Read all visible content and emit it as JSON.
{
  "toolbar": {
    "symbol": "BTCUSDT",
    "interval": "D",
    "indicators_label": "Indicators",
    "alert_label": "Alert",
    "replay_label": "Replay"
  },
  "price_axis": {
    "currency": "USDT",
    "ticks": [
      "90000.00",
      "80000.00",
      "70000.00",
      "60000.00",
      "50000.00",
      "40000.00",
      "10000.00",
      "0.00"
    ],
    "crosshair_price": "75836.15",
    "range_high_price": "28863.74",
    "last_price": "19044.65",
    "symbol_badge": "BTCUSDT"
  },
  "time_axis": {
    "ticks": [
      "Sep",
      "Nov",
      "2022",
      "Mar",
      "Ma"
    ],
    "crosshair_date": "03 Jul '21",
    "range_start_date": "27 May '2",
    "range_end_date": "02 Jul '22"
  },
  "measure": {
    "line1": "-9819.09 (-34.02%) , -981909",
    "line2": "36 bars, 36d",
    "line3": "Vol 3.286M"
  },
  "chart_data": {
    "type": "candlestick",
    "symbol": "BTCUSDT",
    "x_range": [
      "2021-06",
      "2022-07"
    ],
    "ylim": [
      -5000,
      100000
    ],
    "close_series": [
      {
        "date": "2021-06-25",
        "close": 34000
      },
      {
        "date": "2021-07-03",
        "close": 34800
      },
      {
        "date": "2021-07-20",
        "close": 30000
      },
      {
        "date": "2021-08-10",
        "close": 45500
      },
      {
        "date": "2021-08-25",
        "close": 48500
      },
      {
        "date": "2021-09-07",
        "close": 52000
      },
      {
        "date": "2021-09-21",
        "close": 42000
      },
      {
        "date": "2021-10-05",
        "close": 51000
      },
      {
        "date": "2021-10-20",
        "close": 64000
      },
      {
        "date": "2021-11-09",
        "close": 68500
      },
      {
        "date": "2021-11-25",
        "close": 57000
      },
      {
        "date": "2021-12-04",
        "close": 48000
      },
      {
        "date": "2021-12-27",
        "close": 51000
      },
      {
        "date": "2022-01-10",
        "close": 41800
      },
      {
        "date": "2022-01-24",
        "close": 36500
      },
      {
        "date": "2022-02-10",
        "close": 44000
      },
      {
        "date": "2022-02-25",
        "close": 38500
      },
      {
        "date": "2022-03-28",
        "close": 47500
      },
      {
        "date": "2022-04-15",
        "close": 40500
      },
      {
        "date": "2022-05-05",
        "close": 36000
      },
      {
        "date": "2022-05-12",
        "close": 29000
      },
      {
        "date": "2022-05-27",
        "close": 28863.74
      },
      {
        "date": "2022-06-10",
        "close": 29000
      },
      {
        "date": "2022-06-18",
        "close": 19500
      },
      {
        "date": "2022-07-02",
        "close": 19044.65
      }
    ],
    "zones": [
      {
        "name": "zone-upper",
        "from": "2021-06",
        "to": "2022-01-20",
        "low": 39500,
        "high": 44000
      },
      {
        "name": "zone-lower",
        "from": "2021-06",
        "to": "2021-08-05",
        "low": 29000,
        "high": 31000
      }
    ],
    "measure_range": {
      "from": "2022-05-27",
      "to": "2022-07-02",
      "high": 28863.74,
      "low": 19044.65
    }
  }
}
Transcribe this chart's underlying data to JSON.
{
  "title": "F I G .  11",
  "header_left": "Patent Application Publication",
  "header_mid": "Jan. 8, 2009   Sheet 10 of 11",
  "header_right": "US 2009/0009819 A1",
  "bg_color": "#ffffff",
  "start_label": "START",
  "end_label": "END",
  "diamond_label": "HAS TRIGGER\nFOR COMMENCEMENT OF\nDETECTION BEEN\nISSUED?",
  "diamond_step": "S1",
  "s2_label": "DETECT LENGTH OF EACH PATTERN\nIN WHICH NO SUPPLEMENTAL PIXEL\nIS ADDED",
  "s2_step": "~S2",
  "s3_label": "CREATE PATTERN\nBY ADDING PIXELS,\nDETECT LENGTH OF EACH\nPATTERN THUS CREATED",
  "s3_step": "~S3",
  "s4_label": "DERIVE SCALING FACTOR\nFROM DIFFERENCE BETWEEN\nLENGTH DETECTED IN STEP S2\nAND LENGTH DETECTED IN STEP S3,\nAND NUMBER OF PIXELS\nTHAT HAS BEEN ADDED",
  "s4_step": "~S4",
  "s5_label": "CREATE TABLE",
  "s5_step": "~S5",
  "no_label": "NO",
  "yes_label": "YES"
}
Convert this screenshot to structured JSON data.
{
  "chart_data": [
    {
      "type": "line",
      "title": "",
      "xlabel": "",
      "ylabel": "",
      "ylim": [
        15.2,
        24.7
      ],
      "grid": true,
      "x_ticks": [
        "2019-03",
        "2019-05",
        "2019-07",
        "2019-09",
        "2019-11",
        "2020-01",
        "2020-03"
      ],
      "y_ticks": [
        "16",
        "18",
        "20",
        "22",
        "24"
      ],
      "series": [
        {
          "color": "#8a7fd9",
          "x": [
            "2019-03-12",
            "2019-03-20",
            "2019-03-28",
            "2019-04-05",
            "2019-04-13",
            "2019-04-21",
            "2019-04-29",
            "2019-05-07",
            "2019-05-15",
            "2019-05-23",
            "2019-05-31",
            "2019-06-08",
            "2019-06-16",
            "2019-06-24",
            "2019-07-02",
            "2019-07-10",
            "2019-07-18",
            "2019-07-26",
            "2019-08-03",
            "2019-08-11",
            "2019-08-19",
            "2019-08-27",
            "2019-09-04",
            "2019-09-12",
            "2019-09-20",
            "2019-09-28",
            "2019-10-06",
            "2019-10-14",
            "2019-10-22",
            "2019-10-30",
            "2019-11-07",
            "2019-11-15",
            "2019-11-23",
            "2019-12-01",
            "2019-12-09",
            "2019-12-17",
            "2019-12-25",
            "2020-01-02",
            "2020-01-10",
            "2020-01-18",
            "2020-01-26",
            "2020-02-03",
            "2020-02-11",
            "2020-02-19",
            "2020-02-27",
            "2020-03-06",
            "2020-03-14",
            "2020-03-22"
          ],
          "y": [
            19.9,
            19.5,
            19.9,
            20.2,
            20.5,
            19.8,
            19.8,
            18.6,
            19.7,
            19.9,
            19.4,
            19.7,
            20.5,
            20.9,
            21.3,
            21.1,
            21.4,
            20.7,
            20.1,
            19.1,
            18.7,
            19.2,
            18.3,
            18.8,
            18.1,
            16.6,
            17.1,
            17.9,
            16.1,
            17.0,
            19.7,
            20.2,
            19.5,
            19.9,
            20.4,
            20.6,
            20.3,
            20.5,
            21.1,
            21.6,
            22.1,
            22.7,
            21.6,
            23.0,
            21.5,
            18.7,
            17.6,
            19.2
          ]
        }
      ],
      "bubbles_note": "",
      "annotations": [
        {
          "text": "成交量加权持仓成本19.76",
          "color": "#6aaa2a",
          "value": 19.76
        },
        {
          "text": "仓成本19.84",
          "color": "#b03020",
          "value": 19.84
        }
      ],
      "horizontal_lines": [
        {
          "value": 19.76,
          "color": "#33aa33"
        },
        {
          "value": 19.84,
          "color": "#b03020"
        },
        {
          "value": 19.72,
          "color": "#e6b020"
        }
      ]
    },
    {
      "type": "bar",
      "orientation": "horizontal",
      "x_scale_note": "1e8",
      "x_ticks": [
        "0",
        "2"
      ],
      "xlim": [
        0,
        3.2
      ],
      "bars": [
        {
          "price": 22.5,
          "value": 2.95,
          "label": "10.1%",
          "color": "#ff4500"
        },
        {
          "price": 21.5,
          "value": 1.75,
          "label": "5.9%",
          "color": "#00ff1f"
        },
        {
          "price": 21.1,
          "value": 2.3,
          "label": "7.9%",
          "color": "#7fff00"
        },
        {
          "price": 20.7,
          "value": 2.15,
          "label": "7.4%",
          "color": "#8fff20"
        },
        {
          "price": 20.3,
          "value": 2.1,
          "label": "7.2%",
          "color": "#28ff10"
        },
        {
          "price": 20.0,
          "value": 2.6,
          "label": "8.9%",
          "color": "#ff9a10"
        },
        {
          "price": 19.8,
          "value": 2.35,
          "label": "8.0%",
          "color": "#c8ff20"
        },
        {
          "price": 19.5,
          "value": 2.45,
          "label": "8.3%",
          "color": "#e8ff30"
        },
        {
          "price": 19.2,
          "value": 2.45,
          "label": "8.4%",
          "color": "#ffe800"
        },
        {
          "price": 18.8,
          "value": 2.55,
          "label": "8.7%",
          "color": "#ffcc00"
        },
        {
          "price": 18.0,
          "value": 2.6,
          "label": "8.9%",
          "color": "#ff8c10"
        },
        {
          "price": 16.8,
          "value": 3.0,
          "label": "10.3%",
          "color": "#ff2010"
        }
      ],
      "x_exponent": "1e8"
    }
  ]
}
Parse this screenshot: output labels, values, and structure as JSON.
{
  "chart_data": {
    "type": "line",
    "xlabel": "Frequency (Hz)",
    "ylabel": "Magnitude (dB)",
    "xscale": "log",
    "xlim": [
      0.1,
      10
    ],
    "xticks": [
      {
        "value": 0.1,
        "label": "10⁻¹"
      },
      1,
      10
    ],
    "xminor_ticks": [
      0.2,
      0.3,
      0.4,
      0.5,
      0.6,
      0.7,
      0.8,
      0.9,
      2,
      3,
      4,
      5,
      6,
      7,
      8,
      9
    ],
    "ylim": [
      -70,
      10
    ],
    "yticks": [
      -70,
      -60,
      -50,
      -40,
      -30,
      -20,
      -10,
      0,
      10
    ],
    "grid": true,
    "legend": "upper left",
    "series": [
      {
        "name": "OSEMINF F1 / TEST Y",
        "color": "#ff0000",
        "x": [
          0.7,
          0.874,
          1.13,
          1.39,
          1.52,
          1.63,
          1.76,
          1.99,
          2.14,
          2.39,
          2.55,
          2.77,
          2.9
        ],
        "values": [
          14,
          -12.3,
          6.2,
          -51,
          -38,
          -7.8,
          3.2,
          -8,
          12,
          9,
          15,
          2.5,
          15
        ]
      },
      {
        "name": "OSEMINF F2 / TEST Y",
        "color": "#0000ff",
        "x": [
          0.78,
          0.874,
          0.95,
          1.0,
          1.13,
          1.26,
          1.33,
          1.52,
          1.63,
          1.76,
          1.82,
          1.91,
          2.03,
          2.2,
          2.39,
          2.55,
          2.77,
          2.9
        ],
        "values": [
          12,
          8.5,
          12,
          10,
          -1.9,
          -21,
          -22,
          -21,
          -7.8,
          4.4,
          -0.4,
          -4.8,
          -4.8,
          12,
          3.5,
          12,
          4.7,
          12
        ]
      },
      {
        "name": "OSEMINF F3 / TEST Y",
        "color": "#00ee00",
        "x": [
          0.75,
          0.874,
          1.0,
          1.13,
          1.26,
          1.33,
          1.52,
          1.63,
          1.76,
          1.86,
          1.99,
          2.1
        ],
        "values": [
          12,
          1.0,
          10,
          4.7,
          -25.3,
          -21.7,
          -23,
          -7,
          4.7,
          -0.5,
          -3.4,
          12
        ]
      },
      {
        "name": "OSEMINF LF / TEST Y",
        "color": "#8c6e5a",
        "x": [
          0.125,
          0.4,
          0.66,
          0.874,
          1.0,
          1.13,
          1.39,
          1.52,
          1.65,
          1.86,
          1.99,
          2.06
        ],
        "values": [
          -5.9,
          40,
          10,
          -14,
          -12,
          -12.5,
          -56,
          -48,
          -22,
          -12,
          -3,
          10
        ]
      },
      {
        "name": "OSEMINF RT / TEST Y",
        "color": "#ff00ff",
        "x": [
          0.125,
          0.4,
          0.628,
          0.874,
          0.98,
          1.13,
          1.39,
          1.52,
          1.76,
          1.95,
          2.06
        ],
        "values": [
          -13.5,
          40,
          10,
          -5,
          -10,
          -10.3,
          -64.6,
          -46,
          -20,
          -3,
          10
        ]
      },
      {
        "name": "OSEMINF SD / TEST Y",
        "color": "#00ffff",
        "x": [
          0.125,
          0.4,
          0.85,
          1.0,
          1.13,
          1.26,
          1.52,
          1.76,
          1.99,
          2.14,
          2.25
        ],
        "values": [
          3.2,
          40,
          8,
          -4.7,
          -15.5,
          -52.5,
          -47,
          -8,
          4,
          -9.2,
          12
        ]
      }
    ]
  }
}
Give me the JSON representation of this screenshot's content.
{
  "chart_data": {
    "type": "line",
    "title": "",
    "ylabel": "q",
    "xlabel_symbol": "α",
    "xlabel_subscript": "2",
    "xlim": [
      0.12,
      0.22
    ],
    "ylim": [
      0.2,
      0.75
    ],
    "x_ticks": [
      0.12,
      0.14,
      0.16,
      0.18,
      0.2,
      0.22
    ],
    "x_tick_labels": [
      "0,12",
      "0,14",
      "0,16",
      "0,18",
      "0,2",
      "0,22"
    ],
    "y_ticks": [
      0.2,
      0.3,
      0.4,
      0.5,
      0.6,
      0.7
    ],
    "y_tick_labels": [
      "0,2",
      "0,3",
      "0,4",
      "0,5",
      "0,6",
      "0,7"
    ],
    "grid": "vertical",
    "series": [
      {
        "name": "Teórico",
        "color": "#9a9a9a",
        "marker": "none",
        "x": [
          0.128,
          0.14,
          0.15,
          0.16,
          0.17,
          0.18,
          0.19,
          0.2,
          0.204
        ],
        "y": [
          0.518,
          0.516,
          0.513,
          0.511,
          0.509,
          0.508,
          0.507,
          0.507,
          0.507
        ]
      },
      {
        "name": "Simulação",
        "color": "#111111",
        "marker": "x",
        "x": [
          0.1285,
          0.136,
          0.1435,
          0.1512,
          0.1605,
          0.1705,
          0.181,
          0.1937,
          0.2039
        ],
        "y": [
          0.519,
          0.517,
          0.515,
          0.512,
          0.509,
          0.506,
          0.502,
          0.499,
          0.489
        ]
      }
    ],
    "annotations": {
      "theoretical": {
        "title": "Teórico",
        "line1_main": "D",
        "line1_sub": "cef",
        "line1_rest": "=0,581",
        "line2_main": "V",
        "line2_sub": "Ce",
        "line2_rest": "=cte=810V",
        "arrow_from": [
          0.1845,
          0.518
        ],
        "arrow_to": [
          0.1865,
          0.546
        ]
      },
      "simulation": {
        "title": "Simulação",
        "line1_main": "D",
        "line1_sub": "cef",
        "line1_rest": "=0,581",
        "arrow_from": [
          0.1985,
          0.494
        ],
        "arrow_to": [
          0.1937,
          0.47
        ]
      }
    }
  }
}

----

Write only the number of lines in the records that include the word "this".

4